▸ **Task directions**: Print all of the lines exactly. Any picture among them stays out.

[Lines of data]
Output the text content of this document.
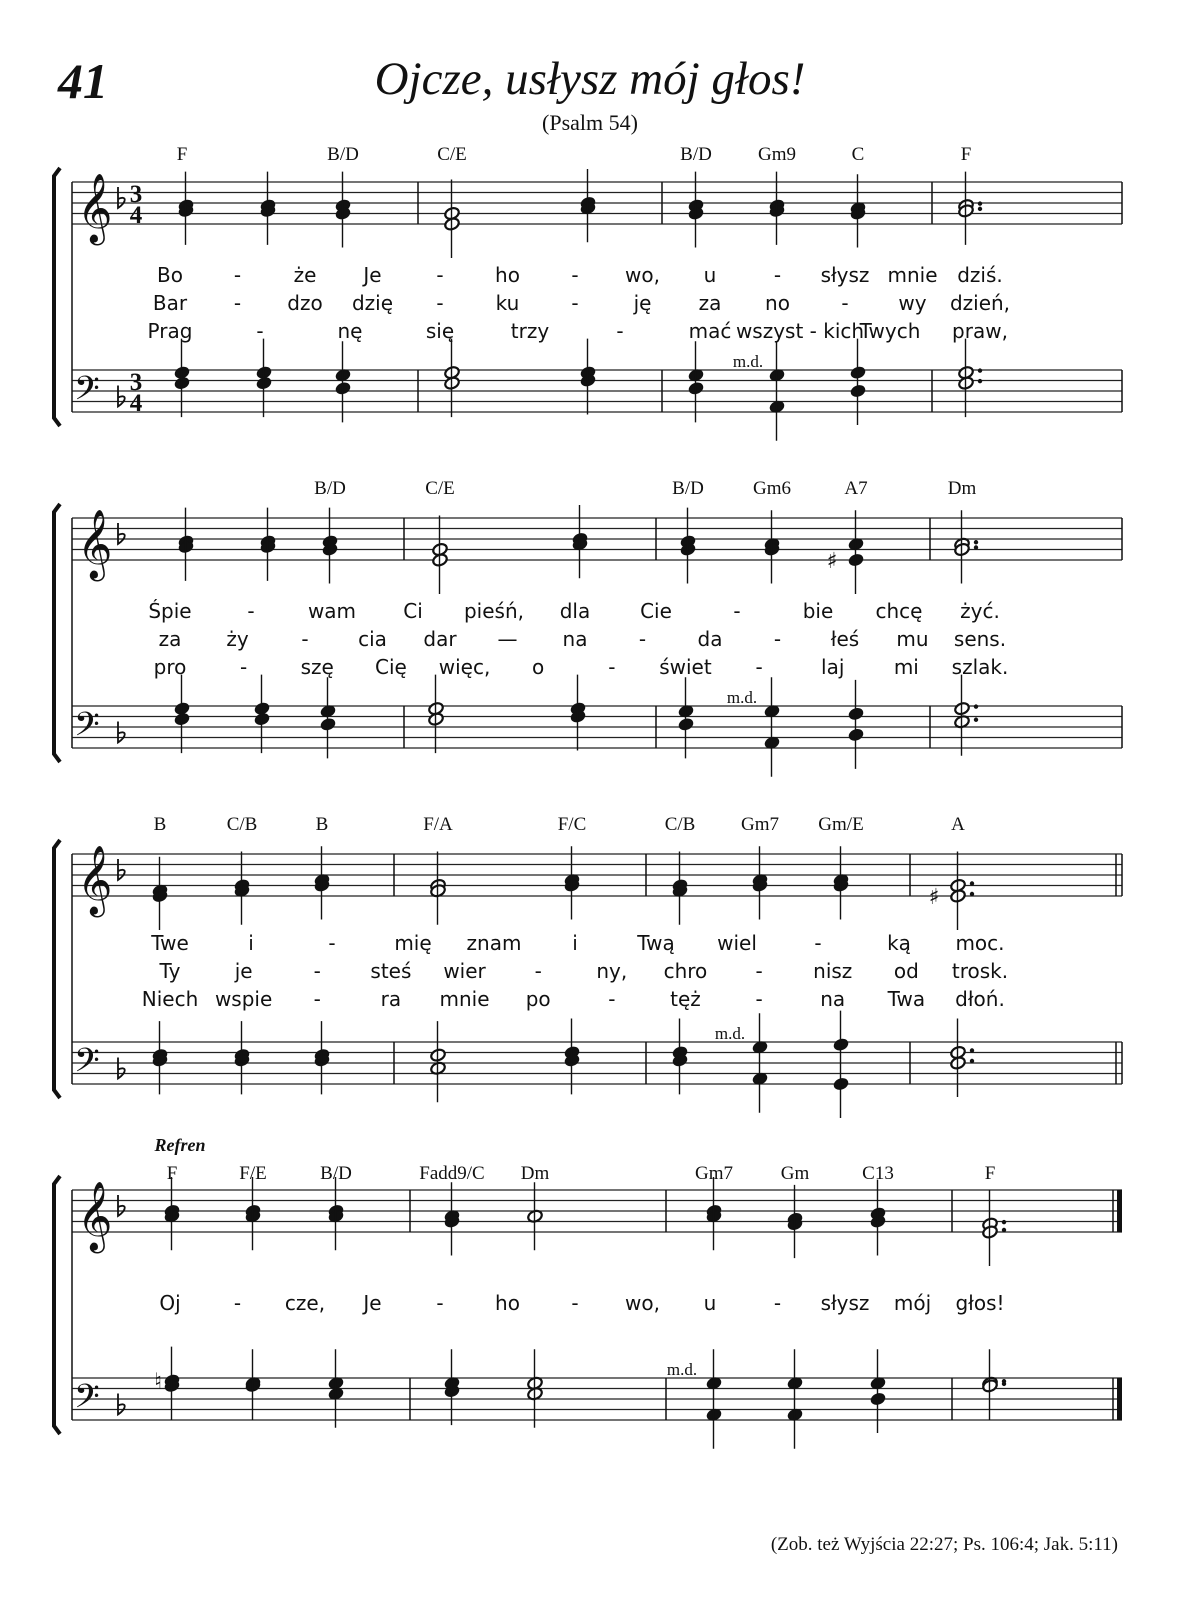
41	Ojcze, usłysz mój głos!
(Psalm 54)
𝄞
𝄢
3
4
3
4
F	B/D	C/E	B/D Gm9	C	F
m.d.
Bo	-	że Je	-	ho	- wo, u	- słysz mnie dziś.
Bar - dzo dzię -	ku	-	ję za no	- wy dzień,
Prag	-	nę	się	trzy	-	mać wszyst - kich
Twych praw,
𝄞
𝄢
B/D	C/E	B/D	Gm6	A7	Dm
♯
m.d.
Śpie	-	wam Ci pieśń, dla Cie	-	bie chcę żyć.
za ży	- cia dar — na	-	da	- łeś mu sens.
pro	-	szę Cię więc, o	- świet -	laj mi szlak.
𝄞
𝄢
B	C/B	B	F/A	F/C	C/B Gm7 Gm/E	A
♯
m.d.
Twe	i	-	mię znam	i	Twą wiel	-	ką moc.
Ty	je	- steś wier -	ny, chro -	nisz od trosk.
Niech wspie -	ra mnie po	-	tęż	-	na Twa dłoń.
𝄞
𝄢
F	F/E	B/D	Fadd9/C Dm	Gm7	Gm	C13	F
Refren
♮
m.d.
Oj	- cze, Je	-	ho	- wo, u	- słysz mój głos!
(Zob. też Wyjścia 22:27; Ps. 106:4; Jak. 5:11)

▸ **Full solution**:
Output the text content of this document.
41	Ojcze, usłysz mój głos!
(Psalm 54)
𝄞
𝄢
3
4
3
4
F	B/D	C/E	B/D Gm9	C	F
m.d.
Bo	-	że Je	-	ho	- wo, u	- słysz mnie dziś.
Bar - dzo dzię -	ku	-	ję za no	- wy dzień,
Prag	-	nę	się	trzy	-	mać wszyst - kich
Twych praw,
𝄞
𝄢
B/D	C/E	B/D	Gm6	A7	Dm
♯
m.d.
Śpie	-	wam Ci pieśń, dla Cie	-	bie chcę żyć.
za ży	- cia dar — na	-	da	- łeś mu sens.
pro	-	szę Cię więc, o	- świet -	laj mi szlak.
𝄞
𝄢
B	C/B	B	F/A	F/C	C/B Gm7 Gm/E	A
♯
m.d.
Twe	i	-	mię znam	i	Twą wiel	-	ką moc.
Ty	je	- steś wier -	ny, chro -	nisz od trosk.
Niech wspie -	ra mnie po	-	tęż	-	na Twa dłoń.
𝄞
𝄢
F	F/E	B/D	Fadd9/C Dm	Gm7	Gm	C13	F
Refren
♮
m.d.
Oj	- cze, Je	-	ho	- wo, u	- słysz mój głos!
(Zob. też Wyjścia 22:27; Ps. 106:4; Jak. 5:11)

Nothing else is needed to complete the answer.